Say how many lines include the word "MaxentClassifier", using only a number.

::: RECORDS TO USE

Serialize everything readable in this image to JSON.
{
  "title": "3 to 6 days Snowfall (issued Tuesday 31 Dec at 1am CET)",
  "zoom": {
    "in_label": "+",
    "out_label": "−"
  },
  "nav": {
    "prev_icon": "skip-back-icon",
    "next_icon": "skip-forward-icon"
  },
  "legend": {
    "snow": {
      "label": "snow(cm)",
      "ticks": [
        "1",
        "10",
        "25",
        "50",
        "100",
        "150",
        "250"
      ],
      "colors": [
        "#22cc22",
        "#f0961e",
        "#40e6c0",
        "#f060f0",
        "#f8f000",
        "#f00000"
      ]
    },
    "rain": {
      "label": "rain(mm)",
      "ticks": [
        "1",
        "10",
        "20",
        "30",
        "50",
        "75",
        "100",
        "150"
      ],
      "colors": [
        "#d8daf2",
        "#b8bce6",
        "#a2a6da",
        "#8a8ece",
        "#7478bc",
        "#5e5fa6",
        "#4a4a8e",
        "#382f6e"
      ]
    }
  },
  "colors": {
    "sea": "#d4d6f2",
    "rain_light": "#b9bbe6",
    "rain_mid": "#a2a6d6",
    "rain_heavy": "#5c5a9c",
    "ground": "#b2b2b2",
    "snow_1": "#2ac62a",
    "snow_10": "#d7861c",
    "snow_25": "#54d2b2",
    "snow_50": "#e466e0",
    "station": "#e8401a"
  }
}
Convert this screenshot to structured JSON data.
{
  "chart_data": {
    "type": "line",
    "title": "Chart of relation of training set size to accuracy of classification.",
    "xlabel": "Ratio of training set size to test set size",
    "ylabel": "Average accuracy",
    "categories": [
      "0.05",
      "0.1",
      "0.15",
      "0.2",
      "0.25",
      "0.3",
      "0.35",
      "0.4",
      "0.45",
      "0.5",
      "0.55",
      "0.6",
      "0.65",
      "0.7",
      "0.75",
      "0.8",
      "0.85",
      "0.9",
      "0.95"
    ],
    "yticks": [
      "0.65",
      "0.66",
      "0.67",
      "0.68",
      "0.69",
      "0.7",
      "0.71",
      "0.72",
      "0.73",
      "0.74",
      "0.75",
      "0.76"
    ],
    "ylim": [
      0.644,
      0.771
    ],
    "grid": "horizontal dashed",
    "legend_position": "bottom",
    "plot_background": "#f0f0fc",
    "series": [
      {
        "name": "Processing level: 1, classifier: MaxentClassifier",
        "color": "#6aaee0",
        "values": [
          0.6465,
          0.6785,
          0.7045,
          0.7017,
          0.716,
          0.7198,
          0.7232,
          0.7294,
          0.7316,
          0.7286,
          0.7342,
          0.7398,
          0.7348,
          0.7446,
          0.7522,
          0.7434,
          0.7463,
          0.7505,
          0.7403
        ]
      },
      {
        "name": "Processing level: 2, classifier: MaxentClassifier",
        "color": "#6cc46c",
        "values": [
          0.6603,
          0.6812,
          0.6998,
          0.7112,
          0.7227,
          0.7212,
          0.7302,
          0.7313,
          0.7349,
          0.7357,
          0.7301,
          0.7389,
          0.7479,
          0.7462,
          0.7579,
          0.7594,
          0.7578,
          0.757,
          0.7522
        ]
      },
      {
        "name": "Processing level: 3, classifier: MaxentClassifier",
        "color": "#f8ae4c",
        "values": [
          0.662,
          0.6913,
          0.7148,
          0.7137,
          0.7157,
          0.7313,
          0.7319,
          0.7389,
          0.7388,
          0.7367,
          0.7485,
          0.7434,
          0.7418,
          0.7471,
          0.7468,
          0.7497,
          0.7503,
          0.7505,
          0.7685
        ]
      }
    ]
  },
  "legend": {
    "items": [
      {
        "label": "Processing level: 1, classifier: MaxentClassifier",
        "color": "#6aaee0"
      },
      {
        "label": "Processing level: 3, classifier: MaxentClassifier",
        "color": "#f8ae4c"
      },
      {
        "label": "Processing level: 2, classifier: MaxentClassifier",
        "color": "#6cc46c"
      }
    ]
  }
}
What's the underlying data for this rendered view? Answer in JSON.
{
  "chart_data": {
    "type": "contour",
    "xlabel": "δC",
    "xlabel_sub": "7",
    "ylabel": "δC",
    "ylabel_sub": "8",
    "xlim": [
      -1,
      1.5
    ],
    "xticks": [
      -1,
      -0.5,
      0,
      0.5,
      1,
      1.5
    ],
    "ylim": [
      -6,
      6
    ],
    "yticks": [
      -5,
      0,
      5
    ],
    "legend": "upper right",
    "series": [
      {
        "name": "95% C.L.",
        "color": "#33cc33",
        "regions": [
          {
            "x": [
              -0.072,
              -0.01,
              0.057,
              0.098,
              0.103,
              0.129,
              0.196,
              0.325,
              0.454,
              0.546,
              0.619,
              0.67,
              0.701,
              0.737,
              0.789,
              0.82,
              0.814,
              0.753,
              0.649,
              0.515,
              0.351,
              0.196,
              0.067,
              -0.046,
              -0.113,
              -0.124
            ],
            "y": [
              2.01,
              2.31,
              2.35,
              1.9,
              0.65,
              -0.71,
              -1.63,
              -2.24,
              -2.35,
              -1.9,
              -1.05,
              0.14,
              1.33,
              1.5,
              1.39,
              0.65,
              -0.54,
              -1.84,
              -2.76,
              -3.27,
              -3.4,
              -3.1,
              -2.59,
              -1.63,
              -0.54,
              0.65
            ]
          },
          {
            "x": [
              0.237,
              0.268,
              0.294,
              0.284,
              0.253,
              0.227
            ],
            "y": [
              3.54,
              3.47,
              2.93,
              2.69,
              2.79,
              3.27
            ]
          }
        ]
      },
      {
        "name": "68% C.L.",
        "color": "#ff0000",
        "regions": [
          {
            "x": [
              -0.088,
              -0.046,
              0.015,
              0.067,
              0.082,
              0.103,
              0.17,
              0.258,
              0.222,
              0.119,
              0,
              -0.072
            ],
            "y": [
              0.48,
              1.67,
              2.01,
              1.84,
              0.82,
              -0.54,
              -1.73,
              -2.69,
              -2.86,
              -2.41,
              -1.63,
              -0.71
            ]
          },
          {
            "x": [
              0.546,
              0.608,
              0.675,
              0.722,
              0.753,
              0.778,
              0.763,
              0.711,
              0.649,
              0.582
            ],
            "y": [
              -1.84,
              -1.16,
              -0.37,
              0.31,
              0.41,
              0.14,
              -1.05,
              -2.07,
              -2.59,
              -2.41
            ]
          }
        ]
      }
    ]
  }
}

::::::

▸ TASK OUTPUT
6